OBJECTIVE — Show every line in the records below that contains the string "entry", copied in full.
Begin SUPPLIED INFORMATION
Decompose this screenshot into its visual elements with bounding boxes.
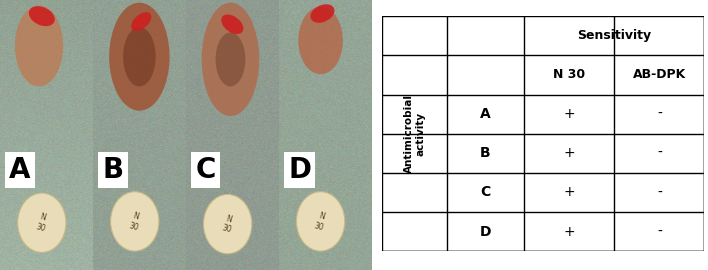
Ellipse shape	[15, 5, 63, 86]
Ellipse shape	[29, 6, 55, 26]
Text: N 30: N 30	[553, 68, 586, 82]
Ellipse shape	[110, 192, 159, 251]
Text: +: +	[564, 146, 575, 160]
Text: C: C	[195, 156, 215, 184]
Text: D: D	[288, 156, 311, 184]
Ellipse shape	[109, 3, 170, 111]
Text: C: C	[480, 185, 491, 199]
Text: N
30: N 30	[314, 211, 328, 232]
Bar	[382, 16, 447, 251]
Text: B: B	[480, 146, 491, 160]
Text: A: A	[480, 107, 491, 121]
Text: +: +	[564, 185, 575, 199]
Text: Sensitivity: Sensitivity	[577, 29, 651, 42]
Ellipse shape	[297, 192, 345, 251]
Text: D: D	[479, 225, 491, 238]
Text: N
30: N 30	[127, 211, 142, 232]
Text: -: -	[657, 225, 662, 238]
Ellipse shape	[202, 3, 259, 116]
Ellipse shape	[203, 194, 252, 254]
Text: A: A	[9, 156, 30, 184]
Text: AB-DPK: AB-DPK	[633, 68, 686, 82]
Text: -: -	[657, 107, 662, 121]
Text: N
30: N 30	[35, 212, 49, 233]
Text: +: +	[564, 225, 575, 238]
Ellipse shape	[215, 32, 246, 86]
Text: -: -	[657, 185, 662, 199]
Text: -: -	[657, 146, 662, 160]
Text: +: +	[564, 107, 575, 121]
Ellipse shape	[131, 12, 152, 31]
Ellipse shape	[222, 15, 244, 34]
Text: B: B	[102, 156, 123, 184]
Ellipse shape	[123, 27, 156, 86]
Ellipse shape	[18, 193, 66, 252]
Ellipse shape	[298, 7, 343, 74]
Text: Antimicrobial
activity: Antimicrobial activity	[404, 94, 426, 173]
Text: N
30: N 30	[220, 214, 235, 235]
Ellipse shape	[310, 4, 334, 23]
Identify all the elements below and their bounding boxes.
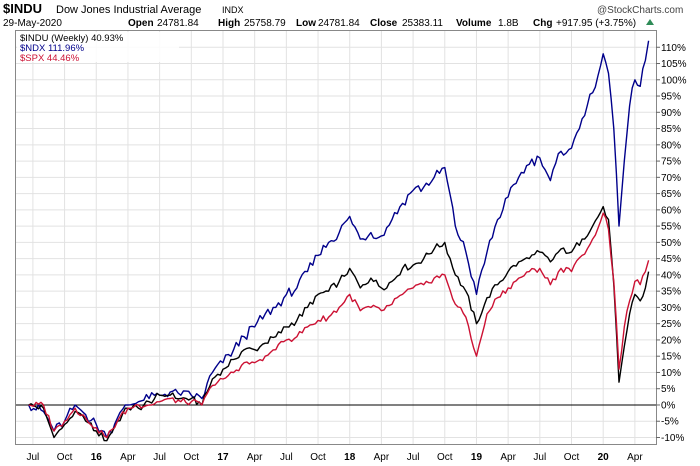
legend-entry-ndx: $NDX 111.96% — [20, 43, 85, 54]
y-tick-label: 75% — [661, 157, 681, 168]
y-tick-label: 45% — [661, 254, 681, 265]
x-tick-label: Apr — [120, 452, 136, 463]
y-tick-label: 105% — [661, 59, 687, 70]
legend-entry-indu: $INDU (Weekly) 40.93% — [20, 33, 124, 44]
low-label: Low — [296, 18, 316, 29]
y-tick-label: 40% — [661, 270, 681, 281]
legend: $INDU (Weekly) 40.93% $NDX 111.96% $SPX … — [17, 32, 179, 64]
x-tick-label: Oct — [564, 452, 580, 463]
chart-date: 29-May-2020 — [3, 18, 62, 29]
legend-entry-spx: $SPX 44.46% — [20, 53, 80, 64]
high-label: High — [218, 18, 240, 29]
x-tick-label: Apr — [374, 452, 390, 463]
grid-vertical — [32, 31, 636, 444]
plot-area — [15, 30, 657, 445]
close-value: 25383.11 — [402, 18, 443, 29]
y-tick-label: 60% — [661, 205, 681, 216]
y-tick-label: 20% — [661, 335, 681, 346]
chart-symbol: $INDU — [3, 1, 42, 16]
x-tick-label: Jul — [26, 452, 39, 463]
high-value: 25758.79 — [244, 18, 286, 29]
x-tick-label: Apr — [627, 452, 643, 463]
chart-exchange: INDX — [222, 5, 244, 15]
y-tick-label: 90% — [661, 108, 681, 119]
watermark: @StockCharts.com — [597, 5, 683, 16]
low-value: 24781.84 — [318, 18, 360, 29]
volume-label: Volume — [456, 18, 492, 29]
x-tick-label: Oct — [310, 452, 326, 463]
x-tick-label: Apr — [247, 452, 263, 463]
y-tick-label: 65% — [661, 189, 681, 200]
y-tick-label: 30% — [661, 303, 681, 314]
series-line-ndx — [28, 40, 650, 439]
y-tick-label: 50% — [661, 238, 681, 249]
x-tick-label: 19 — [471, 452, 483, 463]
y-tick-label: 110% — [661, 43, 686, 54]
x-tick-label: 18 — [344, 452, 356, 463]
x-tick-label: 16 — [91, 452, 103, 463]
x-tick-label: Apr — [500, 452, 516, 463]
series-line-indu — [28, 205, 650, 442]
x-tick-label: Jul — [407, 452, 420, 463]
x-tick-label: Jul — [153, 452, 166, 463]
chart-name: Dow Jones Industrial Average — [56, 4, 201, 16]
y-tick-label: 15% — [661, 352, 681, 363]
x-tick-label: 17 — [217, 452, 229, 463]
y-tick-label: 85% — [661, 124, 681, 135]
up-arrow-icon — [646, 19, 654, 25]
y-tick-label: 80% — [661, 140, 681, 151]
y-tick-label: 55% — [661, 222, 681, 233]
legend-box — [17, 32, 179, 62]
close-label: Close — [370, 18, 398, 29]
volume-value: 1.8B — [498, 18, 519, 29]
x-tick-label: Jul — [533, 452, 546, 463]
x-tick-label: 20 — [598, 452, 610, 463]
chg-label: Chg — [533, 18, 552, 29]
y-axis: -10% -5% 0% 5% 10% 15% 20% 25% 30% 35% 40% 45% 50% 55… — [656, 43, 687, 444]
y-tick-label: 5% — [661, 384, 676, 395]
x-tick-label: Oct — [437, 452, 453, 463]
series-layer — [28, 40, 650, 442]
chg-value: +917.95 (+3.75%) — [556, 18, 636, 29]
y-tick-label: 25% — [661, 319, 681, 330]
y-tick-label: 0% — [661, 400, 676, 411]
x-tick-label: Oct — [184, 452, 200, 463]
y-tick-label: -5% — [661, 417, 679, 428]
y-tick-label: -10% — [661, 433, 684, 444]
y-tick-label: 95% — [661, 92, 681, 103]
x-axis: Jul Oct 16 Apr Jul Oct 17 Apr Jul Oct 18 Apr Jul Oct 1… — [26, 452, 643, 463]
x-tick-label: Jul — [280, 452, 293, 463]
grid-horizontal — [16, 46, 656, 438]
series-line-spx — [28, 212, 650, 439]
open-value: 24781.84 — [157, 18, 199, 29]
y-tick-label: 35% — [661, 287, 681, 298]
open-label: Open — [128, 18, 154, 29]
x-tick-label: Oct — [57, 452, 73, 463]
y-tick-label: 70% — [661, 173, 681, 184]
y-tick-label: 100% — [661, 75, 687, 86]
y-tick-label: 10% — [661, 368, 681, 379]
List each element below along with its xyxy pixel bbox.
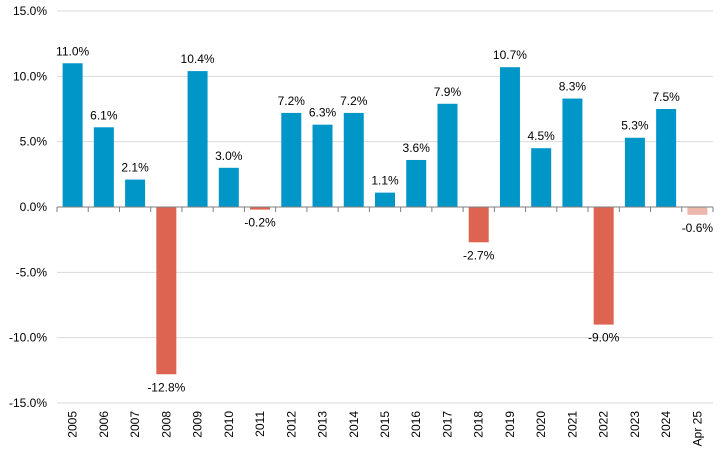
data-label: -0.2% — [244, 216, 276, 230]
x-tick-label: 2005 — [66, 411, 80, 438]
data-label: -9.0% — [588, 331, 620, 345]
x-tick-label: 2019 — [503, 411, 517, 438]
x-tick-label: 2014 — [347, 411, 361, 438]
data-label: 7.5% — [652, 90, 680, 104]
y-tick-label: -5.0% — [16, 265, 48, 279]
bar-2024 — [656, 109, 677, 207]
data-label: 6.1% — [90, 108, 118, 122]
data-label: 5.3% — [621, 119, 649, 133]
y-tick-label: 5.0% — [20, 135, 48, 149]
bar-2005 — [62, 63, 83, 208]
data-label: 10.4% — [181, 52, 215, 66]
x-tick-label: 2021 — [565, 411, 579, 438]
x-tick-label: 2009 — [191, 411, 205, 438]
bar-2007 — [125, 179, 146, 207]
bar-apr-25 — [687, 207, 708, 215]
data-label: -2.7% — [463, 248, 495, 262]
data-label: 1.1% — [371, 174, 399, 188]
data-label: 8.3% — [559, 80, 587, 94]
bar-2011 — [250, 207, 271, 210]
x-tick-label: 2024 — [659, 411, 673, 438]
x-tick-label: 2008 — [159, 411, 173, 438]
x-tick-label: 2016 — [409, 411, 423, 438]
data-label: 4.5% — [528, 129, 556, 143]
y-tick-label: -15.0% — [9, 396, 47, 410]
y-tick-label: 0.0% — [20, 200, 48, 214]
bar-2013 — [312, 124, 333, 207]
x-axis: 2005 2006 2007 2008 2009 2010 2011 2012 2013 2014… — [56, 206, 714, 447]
End SUPPLIED INFORMATION
CORRECT OUTPUT —
legend-entry-ndx: $NDX 111.96% — [20, 43, 85, 54]
legend-entry-indu: $INDU (Weekly) 40.93% — [20, 33, 124, 44]
legend-entry-spx: $SPX 44.46% — [20, 53, 80, 64]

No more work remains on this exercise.